Task prompt
Pull every "Volunteer" line out of the data below.

Records supplied

#####

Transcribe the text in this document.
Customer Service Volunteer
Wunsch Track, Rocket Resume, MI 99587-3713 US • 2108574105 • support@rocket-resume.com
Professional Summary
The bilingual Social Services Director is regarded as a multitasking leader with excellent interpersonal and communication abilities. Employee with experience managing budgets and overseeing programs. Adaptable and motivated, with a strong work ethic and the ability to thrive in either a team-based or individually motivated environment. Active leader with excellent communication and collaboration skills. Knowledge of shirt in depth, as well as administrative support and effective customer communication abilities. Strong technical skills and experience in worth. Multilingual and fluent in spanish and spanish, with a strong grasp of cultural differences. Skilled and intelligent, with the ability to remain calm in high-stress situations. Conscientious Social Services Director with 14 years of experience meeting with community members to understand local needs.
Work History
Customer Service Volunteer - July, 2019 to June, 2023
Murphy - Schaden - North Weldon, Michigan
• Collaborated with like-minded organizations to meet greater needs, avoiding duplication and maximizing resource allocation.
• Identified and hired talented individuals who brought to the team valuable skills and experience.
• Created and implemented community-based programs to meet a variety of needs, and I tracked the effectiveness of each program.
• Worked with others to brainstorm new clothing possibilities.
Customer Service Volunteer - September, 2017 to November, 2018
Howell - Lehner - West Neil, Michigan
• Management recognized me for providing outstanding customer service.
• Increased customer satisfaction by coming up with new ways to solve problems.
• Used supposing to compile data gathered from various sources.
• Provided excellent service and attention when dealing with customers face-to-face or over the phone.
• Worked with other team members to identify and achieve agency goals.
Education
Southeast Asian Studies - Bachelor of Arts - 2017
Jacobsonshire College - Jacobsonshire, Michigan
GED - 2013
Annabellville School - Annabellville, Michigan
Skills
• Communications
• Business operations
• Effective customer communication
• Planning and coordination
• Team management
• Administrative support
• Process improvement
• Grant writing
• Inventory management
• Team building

#####

Task answer
Customer Service Volunteer
Customer Service Volunteer - July, 2019 to June, 2023
Customer Service Volunteer - September, 2017 to November, 2018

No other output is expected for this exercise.